> **Objective**
The listing must be reproduced in full, exactly as it stands.

[Figure collection entries]
..............................

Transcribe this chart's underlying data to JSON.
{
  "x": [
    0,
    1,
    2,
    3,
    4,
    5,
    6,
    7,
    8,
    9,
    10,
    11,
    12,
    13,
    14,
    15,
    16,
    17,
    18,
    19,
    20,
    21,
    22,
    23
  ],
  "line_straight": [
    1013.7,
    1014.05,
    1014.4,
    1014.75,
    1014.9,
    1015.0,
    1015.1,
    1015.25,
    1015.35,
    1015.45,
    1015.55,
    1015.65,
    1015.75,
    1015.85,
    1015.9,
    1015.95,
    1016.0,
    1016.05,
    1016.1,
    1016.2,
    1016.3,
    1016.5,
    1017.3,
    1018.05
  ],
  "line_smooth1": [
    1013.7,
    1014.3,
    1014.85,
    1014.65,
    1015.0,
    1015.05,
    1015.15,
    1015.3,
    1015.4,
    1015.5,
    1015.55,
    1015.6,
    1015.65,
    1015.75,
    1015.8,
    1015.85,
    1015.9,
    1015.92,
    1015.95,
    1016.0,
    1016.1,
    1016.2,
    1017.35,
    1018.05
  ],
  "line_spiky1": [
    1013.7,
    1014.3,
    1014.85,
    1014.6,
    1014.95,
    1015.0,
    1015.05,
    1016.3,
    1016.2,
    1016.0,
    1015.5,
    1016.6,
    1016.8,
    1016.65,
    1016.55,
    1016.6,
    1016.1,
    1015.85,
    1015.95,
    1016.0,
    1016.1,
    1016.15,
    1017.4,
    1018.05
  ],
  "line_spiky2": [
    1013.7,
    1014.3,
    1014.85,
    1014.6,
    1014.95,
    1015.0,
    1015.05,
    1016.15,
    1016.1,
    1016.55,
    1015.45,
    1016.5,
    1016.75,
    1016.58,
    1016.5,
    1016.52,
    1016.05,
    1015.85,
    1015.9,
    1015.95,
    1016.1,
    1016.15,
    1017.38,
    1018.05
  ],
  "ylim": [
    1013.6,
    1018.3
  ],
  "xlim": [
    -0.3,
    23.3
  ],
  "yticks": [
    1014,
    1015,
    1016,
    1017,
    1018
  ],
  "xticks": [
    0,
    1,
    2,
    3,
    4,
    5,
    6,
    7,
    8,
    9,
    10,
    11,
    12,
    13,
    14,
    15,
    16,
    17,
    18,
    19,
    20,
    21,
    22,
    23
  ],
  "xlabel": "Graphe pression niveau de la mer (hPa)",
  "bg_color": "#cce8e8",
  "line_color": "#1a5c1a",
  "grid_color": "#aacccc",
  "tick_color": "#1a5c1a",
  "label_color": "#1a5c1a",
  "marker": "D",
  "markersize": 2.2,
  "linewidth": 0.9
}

..............................

> **Completed task**
Transcribe this chart's underlying data to JSON.
{
  "x": [
    0,
    1,
    2,
    3,
    4,
    5,
    6,
    7,
    8,
    9,
    10,
    11,
    12,
    13,
    14,
    15,
    16,
    17,
    18,
    19,
    20,
    21,
    22,
    23
  ],
  "line_straight": [
    1013.7,
    1014.05,
    1014.4,
    1014.75,
    1014.9,
    1015.0,
    1015.1,
    1015.25,
    1015.35,
    1015.45,
    1015.55,
    1015.65,
    1015.75,
    1015.85,
    1015.9,
    1015.95,
    1016.0,
    1016.05,
    1016.1,
    1016.2,
    1016.3,
    1016.5,
    1017.3,
    1018.05
  ],
  "line_smooth1": [
    1013.7,
    1014.3,
    1014.85,
    1014.65,
    1015.0,
    1015.05,
    1015.15,
    1015.3,
    1015.4,
    1015.5,
    1015.55,
    1015.6,
    1015.65,
    1015.75,
    1015.8,
    1015.85,
    1015.9,
    1015.92,
    1015.95,
    1016.0,
    1016.1,
    1016.2,
    1017.35,
    1018.05
  ],
  "line_spiky1": [
    1013.7,
    1014.3,
    1014.85,
    1014.6,
    1014.95,
    1015.0,
    1015.05,
    1016.3,
    1016.2,
    1016.0,
    1015.5,
    1016.6,
    1016.8,
    1016.65,
    1016.55,
    1016.6,
    1016.1,
    1015.85,
    1015.95,
    1016.0,
    1016.1,
    1016.15,
    1017.4,
    1018.05
  ],
  "line_spiky2": [
    1013.7,
    1014.3,
    1014.85,
    1014.6,
    1014.95,
    1015.0,
    1015.05,
    1016.15,
    1016.1,
    1016.55,
    1015.45,
    1016.5,
    1016.75,
    1016.58,
    1016.5,
    1016.52,
    1016.05,
    1015.85,
    1015.9,
    1015.95,
    1016.1,
    1016.15,
    1017.38,
    1018.05
  ],
  "ylim": [
    1013.6,
    1018.3
  ],
  "xlim": [
    -0.3,
    23.3
  ],
  "yticks": [
    1014,
    1015,
    1016,
    1017,
    1018
  ],
  "xticks": [
    0,
    1,
    2,
    3,
    4,
    5,
    6,
    7,
    8,
    9,
    10,
    11,
    12,
    13,
    14,
    15,
    16,
    17,
    18,
    19,
    20,
    21,
    22,
    23
  ],
  "xlabel": "Graphe pression niveau de la mer (hPa)",
  "bg_color": "#cce8e8",
  "line_color": "#1a5c1a",
  "grid_color": "#aacccc",
  "tick_color": "#1a5c1a",
  "label_color": "#1a5c1a",
  "marker": "D",
  "markersize": 2.2,
  "linewidth": 0.9
}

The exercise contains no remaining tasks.